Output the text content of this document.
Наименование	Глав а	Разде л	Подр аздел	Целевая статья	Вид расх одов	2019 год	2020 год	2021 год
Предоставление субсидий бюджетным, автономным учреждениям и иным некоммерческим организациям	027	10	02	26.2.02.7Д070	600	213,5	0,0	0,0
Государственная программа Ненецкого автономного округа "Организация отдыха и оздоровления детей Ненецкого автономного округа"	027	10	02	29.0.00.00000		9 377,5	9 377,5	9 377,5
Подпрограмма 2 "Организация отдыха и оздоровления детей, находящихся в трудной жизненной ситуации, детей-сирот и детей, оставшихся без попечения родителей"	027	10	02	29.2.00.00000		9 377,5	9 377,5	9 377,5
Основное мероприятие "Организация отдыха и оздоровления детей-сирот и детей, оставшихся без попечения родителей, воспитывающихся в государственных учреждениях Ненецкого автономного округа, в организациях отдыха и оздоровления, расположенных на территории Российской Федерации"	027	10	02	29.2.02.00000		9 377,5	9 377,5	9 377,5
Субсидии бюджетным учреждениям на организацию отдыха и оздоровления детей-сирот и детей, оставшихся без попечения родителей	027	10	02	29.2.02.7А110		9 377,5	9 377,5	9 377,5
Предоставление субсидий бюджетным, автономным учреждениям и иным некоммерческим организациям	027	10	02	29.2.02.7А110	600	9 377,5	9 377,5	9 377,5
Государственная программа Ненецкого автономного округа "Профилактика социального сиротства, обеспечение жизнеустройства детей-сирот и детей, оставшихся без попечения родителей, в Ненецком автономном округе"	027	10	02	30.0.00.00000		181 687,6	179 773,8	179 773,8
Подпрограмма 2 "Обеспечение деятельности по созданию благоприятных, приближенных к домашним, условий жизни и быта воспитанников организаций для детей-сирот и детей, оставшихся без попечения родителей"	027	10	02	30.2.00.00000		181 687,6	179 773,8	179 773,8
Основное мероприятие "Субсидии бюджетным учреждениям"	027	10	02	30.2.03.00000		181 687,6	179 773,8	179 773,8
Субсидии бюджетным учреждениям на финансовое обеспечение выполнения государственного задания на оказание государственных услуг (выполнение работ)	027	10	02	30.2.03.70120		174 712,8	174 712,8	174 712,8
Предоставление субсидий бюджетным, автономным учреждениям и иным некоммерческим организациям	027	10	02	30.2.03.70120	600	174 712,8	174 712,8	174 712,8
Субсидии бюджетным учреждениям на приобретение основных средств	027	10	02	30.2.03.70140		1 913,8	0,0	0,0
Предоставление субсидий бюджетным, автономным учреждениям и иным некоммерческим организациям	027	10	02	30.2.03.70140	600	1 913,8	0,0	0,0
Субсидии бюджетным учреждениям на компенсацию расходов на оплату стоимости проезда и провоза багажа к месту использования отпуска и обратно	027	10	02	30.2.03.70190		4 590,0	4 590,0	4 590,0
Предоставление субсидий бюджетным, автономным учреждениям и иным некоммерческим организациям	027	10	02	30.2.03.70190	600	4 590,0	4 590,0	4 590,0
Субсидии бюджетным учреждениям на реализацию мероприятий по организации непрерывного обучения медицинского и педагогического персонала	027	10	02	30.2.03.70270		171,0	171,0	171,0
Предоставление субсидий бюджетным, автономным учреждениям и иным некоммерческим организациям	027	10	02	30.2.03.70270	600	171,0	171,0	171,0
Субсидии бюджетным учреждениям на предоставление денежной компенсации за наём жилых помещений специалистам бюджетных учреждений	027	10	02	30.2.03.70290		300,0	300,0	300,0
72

= = = = = = =

:: Aim ::
From the entries above, collect every line with the string "оставшихся" in it.

:: Task result ::
Подпрограмма 2 "Организация отдыха и оздоровления детей, находящихся в трудной жизненной ситуации, детей-сирот и детей, оставшихся без попечения родителей"	027	10	02	29.2.00.00000		9 377,5	9 377,5	9 377,5
Основное мероприятие "Организация отдыха и оздоровления детей-сирот и детей, оставшихся без попечения родителей, воспитывающихся в государственных учреждениях Ненецкого автономного округа, в организациях отдыха и оздоровления, расположенных на территории Российской Федерации"	027	10	02	29.2.02.00000		9 377,5	9 377,5	9 377,5
Субсидии бюджетным учреждениям на организацию отдыха и оздоровления детей-сирот и детей, оставшихся без попечения родителей	027	10	02	29.2.02.7А110		9 377,5	9 377,5	9 377,5
Государственная программа Ненецкого автономного округа "Профилактика социального сиротства, обеспечение жизнеустройства детей-сирот и детей, оставшихся без попечения родителей, в Ненецком автономном округе"	027	10	02	30.0.00.00000		181 687,6	179 773,8	179 773,8
Подпрограмма 2 "Обеспечение деятельности по созданию благоприятных, приближенных к домашним, условий жизни и быта воспитанников организаций для детей-сирот и детей, оставшихся без попечения родителей"	027	10	02	30.2.00.00000		181 687,6	179 773,8	179 773,8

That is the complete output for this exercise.